Document text |
[Python-Dev] Convention on functions that shadow existing stdlib functions

Brett Cannon brett at python.org
Thu Jul 28 23:33:39 CEST 2011


On Wed, Jul 27, 2011 at 16:53, Steven D'Aprano <steve at pearwood.info> wrote:

> Eli Bendersky wrote:
>
>  Sure, but I'm still leery of two functions with the same name doing acting
>> slightly differently.
>>
>
>
> and then in a later post:
>
>
>  As I mentioned elsewhere, it's not good practice to have two functions
>> with
>> the same name doing something slightly different, in different modules in
>> the code-base.
>>
>
> artist.draw() and gunslinger.draw() do not necessarily need to do the same
> thing, and I don't agree that a (futile) preference for globally unique
> names is good practice: it can lead to unnecessarily long names
> (artist.draw_with_pencil_on_**paper) or redundant characters prefixing the
> name (itertools.imap -- what does the "i" in imap tell you that the
> itertools didn't already?). Solving this problem is what namespaces are for.

Record excerpts |
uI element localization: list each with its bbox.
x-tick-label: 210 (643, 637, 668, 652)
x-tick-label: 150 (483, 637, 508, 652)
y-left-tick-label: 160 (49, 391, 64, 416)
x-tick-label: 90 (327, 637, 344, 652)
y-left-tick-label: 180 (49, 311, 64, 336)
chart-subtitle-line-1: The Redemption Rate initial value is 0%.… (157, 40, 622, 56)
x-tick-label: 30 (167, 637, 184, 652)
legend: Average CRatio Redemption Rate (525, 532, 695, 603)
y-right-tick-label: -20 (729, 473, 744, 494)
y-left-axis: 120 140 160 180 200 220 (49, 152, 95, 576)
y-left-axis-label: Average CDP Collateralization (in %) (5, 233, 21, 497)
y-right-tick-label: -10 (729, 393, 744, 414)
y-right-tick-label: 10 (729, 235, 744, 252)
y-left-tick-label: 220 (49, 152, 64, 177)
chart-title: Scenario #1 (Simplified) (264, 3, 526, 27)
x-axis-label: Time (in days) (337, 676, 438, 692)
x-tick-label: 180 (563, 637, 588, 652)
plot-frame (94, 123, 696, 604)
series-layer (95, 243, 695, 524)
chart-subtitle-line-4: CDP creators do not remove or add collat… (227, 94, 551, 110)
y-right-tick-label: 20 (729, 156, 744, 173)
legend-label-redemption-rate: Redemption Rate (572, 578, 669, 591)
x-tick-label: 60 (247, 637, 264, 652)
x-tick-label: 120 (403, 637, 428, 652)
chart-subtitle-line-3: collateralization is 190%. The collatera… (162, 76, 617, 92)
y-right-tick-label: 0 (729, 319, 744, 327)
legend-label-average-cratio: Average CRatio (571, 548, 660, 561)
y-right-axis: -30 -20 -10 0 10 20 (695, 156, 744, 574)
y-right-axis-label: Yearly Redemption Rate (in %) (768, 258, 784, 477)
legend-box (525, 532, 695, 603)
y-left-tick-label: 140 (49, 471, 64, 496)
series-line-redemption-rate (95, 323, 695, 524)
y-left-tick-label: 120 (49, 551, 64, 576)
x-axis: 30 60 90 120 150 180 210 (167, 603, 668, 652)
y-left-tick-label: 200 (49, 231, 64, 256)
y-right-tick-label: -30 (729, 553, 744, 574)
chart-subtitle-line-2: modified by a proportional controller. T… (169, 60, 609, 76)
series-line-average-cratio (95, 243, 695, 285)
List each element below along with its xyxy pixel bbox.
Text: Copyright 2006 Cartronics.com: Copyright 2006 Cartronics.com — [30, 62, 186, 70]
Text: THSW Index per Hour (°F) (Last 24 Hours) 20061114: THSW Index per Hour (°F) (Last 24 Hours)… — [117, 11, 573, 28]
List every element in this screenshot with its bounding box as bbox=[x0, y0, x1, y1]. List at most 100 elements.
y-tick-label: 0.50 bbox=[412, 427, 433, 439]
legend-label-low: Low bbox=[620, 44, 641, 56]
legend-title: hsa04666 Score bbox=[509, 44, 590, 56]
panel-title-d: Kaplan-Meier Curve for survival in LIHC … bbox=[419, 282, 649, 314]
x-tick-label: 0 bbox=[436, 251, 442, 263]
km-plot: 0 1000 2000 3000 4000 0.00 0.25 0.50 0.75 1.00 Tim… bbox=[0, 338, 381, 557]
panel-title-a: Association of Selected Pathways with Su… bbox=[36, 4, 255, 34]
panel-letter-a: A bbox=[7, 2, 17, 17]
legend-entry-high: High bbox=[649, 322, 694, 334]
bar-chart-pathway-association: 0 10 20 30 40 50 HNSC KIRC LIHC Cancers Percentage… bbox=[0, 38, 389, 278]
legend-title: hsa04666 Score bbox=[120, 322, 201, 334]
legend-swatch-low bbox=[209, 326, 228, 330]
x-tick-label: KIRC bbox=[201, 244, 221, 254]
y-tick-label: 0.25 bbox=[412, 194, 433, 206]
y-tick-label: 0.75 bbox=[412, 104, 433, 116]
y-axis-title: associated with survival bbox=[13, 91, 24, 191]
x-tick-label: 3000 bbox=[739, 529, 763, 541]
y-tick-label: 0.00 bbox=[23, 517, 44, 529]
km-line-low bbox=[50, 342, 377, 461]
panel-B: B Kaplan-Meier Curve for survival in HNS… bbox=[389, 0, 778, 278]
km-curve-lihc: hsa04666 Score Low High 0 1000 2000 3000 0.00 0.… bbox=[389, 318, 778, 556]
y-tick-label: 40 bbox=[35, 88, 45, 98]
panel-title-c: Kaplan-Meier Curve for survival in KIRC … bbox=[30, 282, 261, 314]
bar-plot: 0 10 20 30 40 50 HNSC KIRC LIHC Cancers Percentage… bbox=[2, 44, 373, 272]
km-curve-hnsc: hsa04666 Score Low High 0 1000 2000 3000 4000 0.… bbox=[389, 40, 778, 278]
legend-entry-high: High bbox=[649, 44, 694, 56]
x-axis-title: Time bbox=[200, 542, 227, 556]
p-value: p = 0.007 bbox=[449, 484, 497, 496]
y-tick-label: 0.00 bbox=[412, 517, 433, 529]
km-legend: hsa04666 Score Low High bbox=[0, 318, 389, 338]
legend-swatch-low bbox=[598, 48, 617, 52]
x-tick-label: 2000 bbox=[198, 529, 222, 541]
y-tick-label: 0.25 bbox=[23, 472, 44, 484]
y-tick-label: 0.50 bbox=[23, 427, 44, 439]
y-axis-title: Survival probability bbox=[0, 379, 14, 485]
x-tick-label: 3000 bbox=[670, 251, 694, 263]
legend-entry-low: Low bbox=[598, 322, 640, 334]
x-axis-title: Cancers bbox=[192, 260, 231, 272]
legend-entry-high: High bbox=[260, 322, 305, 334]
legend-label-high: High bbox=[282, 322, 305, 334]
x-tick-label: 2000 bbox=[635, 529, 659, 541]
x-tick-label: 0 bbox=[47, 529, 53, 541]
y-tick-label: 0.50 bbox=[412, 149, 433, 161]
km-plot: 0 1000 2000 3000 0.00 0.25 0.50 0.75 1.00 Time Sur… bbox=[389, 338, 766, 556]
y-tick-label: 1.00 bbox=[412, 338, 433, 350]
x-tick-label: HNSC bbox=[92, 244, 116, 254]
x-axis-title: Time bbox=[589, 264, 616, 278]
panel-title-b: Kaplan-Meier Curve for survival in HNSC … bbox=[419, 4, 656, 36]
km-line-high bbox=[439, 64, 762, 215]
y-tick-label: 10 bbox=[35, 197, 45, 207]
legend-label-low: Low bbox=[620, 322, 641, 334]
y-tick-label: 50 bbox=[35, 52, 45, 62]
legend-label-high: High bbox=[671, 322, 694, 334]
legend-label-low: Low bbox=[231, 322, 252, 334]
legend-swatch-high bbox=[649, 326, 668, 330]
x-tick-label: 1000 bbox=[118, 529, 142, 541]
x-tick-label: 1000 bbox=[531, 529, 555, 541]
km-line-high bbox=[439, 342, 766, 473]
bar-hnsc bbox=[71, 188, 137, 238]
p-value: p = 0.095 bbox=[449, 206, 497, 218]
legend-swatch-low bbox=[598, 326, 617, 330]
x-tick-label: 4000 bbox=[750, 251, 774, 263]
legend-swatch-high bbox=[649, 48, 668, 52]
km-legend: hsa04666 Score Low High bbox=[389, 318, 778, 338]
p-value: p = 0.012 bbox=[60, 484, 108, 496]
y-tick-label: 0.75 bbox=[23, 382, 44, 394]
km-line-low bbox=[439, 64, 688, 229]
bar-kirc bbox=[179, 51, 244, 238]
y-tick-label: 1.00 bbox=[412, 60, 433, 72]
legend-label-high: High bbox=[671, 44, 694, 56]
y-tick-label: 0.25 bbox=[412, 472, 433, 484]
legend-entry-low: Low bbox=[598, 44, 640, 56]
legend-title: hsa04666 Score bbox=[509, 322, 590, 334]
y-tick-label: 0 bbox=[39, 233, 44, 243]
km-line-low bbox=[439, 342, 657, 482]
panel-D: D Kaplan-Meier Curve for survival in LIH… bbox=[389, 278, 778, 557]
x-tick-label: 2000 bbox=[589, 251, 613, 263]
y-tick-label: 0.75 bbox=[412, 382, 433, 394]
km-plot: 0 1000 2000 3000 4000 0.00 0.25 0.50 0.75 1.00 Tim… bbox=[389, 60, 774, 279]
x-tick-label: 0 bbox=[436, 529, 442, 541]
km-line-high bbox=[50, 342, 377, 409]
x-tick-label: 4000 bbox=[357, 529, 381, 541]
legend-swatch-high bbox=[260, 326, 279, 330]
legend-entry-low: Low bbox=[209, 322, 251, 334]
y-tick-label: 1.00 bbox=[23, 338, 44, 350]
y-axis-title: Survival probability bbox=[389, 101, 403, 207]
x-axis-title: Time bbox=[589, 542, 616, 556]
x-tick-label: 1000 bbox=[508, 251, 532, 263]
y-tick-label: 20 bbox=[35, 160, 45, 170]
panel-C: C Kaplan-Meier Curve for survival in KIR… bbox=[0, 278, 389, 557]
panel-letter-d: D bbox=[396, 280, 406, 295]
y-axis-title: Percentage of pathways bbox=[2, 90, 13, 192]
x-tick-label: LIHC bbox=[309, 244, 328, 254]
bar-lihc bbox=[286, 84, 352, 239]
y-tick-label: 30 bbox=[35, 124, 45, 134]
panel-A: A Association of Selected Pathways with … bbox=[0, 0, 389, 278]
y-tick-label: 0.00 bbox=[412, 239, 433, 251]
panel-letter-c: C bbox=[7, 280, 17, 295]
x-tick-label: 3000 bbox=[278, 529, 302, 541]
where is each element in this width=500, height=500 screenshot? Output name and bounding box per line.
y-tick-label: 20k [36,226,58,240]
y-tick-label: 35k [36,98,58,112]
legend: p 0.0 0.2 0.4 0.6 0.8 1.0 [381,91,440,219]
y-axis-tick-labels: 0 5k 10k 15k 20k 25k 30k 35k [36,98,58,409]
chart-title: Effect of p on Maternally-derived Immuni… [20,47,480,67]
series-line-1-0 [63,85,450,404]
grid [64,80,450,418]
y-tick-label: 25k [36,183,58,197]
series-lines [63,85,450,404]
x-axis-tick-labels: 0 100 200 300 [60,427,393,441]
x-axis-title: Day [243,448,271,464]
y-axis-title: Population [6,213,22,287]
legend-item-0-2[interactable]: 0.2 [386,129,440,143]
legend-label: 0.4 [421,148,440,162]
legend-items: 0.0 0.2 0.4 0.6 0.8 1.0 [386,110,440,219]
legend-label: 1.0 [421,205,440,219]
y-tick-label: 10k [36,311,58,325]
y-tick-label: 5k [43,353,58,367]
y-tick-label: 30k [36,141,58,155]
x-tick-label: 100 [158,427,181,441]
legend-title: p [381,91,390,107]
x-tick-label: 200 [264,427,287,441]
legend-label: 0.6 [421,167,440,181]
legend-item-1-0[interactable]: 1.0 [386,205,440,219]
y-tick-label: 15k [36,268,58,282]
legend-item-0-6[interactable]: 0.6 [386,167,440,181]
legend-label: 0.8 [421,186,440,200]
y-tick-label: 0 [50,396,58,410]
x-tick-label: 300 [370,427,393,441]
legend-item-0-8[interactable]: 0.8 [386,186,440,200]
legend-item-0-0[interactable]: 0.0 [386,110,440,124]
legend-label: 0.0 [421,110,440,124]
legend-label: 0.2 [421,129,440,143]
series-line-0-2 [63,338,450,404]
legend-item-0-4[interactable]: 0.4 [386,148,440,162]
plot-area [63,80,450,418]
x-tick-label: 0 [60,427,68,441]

Directions for this task | Pick up the mailing-list post on functions that shadow standard library names right after its last line and keep it going.

Exercise output |
>
> Renaming test.support.ulink to something else doesn't fix the problem of
> unsupported support functions being used in third-party code. It may even
> *encourage* it, by making the extra functionality more explicit.
>
> However, is there any reason why test.support itself shouldn't be renamed
> test._support, or possibly _test.support, so that the *entire* suite is
> marked as a private implementation detail?
>

Technically no for the _test idea, although it would promote the idea of not
shipping Python with its tests, which would be a shame as it's hard enough
to get people to run them. Renaming test.support is much more acceptable,
just more work considering how many times that module is used in the test
suite.
-------------- next part --------------
An HTML attachment was scrubbed...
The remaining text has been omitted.